**REQUIREMENT**
Write out all of the lines below, exactly and completely.

○ ○ ○ ○ ○ ○ ○

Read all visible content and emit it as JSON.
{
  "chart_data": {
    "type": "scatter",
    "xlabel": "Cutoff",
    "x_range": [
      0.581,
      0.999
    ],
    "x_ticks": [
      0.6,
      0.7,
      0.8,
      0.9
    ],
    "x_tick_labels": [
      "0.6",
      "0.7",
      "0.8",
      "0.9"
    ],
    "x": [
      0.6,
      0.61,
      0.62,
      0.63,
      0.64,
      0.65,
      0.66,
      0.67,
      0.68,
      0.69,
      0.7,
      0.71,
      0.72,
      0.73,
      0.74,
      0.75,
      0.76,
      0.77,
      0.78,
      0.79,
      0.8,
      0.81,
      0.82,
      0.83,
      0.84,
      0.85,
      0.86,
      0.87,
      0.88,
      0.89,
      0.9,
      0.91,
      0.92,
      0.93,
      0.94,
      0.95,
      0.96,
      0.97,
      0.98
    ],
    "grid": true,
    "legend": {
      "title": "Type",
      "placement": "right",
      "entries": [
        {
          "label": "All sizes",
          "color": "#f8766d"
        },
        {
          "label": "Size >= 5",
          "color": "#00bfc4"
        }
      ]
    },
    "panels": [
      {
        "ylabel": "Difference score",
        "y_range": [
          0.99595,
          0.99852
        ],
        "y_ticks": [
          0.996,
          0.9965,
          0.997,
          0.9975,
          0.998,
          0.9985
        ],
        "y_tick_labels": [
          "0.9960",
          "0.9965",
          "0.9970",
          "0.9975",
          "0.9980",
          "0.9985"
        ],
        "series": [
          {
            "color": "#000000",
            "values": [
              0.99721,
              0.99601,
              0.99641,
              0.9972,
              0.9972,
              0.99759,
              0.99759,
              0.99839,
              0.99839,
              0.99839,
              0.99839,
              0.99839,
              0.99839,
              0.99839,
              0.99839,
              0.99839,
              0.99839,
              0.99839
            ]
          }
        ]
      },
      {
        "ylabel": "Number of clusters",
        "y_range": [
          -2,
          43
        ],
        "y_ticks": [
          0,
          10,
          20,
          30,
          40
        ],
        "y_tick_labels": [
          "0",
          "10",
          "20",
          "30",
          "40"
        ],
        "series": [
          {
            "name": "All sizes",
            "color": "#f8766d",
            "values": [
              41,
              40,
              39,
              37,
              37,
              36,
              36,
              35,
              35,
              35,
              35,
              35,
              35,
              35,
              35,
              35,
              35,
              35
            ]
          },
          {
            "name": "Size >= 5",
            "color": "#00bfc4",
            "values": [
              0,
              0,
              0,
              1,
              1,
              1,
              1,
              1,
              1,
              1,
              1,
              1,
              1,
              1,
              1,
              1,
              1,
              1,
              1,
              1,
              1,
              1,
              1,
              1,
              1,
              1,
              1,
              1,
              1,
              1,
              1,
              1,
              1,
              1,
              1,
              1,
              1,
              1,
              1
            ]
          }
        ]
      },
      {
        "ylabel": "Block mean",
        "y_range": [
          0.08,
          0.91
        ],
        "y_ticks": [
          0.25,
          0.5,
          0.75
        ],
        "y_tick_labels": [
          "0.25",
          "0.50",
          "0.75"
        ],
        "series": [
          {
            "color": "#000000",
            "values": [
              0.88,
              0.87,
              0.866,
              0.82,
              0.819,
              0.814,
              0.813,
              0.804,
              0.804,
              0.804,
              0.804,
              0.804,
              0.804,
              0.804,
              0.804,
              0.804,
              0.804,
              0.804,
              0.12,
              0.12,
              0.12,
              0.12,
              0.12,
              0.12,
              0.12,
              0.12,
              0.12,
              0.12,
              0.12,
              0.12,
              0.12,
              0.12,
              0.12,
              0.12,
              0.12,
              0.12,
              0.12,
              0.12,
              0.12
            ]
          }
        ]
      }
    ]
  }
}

○ ○ ○ ○ ○ ○ ○

**WORKED ANSWER**
Read all visible content and emit it as JSON.
{
  "chart_data": {
    "type": "scatter",
    "xlabel": "Cutoff",
    "x_range": [
      0.581,
      0.999
    ],
    "x_ticks": [
      0.6,
      0.7,
      0.8,
      0.9
    ],
    "x_tick_labels": [
      "0.6",
      "0.7",
      "0.8",
      "0.9"
    ],
    "x": [
      0.6,
      0.61,
      0.62,
      0.63,
      0.64,
      0.65,
      0.66,
      0.67,
      0.68,
      0.69,
      0.7,
      0.71,
      0.72,
      0.73,
      0.74,
      0.75,
      0.76,
      0.77,
      0.78,
      0.79,
      0.8,
      0.81,
      0.82,
      0.83,
      0.84,
      0.85,
      0.86,
      0.87,
      0.88,
      0.89,
      0.9,
      0.91,
      0.92,
      0.93,
      0.94,
      0.95,
      0.96,
      0.97,
      0.98
    ],
    "grid": true,
    "legend": {
      "title": "Type",
      "placement": "right",
      "entries": [
        {
          "label": "All sizes",
          "color": "#f8766d"
        },
        {
          "label": "Size >= 5",
          "color": "#00bfc4"
        }
      ]
    },
    "panels": [
      {
        "ylabel": "Difference score",
        "y_range": [
          0.99595,
          0.99852
        ],
        "y_ticks": [
          0.996,
          0.9965,
          0.997,
          0.9975,
          0.998,
          0.9985
        ],
        "y_tick_labels": [
          "0.9960",
          "0.9965",
          "0.9970",
          "0.9975",
          "0.9980",
          "0.9985"
        ],
        "series": [
          {
            "color": "#000000",
            "values": [
              0.99721,
              0.99601,
              0.99641,
              0.9972,
              0.9972,
              0.99759,
              0.99759,
              0.99839,
              0.99839,
              0.99839,
              0.99839,
              0.99839,
              0.99839,
              0.99839,
              0.99839,
              0.99839,
              0.99839,
              0.99839
            ]
          }
        ]
      },
      {
        "ylabel": "Number of clusters",
        "y_range": [
          -2,
          43
        ],
        "y_ticks": [
          0,
          10,
          20,
          30,
          40
        ],
        "y_tick_labels": [
          "0",
          "10",
          "20",
          "30",
          "40"
        ],
        "series": [
          {
            "name": "All sizes",
            "color": "#f8766d",
            "values": [
              41,
              40,
              39,
              37,
              37,
              36,
              36,
              35,
              35,
              35,
              35,
              35,
              35,
              35,
              35,
              35,
              35,
              35
            ]
          },
          {
            "name": "Size >= 5",
            "color": "#00bfc4",
            "values": [
              0,
              0,
              0,
              1,
              1,
              1,
              1,
              1,
              1,
              1,
              1,
              1,
              1,
              1,
              1,
              1,
              1,
              1,
              1,
              1,
              1,
              1,
              1,
              1,
              1,
              1,
              1,
              1,
              1,
              1,
              1,
              1,
              1,
              1,
              1,
              1,
              1,
              1,
              1
            ]
          }
        ]
      },
      {
        "ylabel": "Block mean",
        "y_range": [
          0.08,
          0.91
        ],
        "y_ticks": [
          0.25,
          0.5,
          0.75
        ],
        "y_tick_labels": [
          "0.25",
          "0.50",
          "0.75"
        ],
        "series": [
          {
            "color": "#000000",
            "values": [
              0.88,
              0.87,
              0.866,
              0.82,
              0.819,
              0.814,
              0.813,
              0.804,
              0.804,
              0.804,
              0.804,
              0.804,
              0.804,
              0.804,
              0.804,
              0.804,
              0.804,
              0.804,
              0.12,
              0.12,
              0.12,
              0.12,
              0.12,
              0.12,
              0.12,
              0.12,
              0.12,
              0.12,
              0.12,
              0.12,
              0.12,
              0.12,
              0.12,
              0.12,
              0.12,
              0.12,
              0.12,
              0.12,
              0.12
            ]
          }
        ]
      }
    ]
  }
}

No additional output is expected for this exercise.